Copy every line of the following data that includes the string "Credits".

╭─ Data to use

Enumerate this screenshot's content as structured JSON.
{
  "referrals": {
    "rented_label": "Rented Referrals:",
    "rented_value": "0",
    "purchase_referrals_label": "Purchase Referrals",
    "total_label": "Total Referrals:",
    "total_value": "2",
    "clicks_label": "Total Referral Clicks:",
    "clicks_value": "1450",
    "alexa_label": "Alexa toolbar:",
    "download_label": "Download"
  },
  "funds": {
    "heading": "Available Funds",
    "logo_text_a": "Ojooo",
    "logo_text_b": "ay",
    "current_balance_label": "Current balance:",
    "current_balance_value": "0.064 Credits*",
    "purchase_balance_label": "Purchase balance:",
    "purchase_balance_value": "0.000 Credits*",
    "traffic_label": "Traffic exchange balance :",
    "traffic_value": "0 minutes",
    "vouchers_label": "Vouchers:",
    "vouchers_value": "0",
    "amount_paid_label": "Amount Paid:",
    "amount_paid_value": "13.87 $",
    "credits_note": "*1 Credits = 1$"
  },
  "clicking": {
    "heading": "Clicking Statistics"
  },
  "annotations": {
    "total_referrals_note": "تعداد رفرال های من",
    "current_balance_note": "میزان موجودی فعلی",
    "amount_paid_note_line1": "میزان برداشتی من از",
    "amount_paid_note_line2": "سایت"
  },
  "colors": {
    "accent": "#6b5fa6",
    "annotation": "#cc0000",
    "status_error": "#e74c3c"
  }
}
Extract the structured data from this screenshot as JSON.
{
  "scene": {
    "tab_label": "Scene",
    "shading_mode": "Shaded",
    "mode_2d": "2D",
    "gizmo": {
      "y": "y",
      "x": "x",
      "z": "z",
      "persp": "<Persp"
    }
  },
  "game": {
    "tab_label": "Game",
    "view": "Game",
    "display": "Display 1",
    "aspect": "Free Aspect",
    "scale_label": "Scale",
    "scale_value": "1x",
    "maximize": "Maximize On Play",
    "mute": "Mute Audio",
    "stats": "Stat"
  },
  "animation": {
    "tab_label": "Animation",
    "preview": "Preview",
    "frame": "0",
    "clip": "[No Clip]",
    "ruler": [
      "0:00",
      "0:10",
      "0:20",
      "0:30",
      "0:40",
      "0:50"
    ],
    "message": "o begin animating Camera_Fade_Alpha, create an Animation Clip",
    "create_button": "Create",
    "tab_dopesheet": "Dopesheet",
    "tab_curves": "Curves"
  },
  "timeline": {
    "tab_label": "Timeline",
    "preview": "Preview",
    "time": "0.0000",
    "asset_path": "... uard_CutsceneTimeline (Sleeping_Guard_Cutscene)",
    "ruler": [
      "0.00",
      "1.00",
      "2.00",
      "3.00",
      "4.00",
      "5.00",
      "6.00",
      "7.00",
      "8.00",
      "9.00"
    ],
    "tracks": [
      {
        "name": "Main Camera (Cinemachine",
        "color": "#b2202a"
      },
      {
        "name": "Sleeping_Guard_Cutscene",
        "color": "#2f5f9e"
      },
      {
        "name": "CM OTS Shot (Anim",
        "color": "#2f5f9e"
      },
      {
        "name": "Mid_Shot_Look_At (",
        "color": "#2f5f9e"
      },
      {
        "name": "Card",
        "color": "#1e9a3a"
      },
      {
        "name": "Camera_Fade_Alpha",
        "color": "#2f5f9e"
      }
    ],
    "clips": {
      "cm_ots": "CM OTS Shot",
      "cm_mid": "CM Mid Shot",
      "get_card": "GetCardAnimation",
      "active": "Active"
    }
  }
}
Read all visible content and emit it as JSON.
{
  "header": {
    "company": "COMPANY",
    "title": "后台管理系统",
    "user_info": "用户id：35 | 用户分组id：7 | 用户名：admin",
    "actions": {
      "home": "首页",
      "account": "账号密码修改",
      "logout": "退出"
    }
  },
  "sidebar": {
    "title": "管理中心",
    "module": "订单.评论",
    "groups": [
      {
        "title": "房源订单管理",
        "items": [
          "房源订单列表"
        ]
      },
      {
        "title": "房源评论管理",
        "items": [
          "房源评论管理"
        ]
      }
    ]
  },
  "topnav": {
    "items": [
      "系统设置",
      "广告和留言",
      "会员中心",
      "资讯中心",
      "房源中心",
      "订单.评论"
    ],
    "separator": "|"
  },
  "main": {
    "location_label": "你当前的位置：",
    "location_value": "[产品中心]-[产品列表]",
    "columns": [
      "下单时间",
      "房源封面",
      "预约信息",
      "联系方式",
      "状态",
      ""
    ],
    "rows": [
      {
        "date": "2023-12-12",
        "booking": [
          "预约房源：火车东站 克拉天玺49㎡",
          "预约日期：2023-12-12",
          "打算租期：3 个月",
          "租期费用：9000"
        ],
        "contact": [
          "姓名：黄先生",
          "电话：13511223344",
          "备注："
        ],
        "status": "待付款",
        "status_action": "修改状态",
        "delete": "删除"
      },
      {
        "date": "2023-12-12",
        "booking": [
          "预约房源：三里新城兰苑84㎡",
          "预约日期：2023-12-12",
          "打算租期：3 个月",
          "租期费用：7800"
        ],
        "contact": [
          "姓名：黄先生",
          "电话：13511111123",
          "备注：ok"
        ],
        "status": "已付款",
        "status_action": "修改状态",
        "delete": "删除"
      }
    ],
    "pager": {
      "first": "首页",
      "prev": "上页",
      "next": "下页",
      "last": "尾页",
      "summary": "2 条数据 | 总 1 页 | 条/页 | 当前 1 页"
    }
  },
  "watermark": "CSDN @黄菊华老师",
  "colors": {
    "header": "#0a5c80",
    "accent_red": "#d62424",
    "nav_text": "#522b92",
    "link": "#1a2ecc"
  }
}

╰─
╭─ Data to use

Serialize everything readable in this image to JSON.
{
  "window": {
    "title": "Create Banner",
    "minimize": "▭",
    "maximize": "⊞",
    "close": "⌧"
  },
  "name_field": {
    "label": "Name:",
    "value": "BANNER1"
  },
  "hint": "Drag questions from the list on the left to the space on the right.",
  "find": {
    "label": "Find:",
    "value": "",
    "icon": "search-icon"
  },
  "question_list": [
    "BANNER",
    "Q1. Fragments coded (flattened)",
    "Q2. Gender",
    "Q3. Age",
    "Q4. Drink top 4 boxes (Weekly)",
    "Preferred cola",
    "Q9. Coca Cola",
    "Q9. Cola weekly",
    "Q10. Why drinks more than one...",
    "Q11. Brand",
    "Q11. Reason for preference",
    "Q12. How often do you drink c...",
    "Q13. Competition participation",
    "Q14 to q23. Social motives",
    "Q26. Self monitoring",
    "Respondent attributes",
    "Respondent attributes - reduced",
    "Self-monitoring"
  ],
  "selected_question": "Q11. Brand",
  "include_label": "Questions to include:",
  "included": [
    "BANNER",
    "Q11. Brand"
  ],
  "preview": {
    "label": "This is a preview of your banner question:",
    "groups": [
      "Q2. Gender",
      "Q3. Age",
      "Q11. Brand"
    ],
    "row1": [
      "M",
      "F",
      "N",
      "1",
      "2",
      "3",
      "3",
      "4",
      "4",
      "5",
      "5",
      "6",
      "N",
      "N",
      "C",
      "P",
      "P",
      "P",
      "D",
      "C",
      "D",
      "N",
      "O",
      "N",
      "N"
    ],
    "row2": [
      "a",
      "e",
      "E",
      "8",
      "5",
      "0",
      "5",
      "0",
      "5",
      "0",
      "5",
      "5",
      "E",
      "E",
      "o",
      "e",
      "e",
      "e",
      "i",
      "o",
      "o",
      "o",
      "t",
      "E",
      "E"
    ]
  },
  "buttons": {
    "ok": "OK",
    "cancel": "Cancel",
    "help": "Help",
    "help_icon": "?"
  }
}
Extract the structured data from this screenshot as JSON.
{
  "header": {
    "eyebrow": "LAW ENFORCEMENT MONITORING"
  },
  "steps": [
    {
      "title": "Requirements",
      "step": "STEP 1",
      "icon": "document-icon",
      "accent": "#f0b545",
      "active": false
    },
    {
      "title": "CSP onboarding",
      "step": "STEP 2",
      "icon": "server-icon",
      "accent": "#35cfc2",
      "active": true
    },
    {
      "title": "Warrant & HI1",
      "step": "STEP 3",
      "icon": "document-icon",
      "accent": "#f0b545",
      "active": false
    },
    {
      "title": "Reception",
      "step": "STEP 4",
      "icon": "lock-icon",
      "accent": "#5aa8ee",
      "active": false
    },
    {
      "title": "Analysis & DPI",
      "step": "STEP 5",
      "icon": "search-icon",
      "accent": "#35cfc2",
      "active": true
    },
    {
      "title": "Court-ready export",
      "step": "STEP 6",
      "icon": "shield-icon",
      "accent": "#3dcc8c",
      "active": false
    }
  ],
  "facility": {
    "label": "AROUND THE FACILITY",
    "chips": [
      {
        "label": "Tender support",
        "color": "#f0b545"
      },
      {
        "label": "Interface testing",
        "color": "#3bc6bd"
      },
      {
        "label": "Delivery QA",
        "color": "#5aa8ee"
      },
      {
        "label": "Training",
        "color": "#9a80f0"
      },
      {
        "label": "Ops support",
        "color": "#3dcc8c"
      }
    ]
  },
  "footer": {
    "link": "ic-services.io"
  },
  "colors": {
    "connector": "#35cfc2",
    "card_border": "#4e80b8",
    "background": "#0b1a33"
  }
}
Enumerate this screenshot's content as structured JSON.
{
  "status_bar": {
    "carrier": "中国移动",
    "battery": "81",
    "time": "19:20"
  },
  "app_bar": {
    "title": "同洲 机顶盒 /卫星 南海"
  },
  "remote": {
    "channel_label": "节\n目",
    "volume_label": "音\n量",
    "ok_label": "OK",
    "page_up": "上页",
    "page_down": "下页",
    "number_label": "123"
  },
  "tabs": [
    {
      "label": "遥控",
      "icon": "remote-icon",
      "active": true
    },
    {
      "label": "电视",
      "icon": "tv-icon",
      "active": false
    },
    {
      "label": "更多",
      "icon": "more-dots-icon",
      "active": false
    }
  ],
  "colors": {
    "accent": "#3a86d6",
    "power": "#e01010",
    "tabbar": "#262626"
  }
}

╰─

▶ [Exercise output]
    "current_balance_value": "0.064 Credits*",
    "purchase_balance_value": "0.000 Credits*",
    "credits_note": "*1 Credits = 1$"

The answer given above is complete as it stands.